>>>>

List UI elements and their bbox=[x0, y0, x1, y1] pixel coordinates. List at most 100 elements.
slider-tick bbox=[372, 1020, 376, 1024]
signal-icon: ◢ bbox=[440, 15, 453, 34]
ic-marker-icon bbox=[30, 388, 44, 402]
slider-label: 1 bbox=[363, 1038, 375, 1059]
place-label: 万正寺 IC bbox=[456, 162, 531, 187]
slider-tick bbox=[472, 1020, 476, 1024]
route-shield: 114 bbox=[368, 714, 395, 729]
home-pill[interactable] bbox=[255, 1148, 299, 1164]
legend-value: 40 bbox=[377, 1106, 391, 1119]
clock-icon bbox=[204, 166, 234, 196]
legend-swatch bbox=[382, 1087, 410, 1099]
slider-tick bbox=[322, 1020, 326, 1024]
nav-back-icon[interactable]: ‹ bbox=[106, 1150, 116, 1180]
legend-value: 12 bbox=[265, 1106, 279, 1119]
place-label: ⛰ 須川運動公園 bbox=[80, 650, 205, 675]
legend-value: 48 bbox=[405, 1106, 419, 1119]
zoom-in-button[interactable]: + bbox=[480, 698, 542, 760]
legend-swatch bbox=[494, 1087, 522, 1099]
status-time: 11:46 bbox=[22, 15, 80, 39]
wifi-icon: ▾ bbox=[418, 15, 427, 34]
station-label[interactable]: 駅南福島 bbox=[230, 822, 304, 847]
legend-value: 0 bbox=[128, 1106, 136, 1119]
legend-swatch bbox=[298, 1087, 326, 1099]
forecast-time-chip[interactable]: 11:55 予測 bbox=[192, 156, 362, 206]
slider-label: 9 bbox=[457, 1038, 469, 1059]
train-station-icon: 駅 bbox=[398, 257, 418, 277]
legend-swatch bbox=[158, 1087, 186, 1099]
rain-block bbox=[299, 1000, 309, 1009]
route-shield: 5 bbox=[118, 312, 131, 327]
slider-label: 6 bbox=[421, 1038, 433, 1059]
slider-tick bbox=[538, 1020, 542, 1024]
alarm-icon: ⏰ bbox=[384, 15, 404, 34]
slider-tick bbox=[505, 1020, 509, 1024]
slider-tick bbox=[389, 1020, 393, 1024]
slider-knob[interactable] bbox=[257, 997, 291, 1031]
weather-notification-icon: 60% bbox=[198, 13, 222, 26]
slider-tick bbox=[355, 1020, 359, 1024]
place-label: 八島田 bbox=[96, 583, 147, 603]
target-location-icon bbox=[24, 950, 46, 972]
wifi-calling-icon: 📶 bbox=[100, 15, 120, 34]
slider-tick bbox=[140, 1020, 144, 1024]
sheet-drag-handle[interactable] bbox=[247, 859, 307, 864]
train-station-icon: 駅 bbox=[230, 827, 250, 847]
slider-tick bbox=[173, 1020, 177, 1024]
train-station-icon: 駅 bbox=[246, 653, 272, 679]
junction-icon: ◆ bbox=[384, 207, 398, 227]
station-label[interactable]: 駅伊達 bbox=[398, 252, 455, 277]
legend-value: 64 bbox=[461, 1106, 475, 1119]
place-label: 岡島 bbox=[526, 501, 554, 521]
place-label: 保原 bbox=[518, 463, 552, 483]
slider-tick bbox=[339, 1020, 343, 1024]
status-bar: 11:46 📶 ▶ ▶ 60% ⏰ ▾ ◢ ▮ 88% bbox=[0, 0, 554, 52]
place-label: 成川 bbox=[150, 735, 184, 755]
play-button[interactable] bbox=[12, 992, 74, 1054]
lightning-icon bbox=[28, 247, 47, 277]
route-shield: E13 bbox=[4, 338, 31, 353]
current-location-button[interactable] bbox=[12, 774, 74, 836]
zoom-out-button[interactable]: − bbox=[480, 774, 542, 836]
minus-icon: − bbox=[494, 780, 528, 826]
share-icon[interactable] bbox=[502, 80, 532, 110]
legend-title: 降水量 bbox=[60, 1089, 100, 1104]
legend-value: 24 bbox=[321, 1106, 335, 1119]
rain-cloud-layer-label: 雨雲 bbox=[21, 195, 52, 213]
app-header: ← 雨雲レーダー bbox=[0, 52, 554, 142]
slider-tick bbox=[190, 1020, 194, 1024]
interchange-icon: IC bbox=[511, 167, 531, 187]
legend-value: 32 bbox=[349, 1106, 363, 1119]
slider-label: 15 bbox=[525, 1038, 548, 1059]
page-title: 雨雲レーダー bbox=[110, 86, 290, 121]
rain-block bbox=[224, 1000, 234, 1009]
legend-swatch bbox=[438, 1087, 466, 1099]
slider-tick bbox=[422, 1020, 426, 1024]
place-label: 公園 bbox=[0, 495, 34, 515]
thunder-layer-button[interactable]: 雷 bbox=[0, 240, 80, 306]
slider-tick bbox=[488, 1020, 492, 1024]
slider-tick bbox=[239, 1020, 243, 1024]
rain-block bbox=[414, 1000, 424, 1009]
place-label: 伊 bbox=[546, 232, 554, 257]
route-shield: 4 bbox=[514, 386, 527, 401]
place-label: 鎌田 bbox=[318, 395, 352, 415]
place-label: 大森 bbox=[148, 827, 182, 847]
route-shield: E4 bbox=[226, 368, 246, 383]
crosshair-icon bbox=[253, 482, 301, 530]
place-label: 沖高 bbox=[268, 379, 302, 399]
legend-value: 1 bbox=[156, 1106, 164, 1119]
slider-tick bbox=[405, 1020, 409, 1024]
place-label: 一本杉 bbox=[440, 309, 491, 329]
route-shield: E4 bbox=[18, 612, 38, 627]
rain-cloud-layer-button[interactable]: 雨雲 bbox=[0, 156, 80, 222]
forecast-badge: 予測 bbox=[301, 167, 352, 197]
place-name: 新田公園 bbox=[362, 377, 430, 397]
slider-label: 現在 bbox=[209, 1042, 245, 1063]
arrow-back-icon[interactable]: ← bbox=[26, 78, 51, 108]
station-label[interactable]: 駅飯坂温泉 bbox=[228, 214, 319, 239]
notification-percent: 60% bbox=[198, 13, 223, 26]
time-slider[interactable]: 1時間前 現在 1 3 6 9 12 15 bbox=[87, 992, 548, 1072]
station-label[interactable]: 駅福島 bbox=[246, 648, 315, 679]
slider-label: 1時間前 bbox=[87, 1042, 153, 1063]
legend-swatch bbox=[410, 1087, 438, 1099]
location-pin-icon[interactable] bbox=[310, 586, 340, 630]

<<<<

Problem requirements
Which lines in the items above contain the string "shield"? Show each of them in full.

Reply to the exercise
route-shield: 114 bbox=[368, 714, 395, 729]
route-shield: 5 bbox=[118, 312, 131, 327]
route-shield: E13 bbox=[4, 338, 31, 353]
route-shield: 4 bbox=[514, 386, 527, 401]
route-shield: E4 bbox=[226, 368, 246, 383]
route-shield: E4 bbox=[18, 612, 38, 627]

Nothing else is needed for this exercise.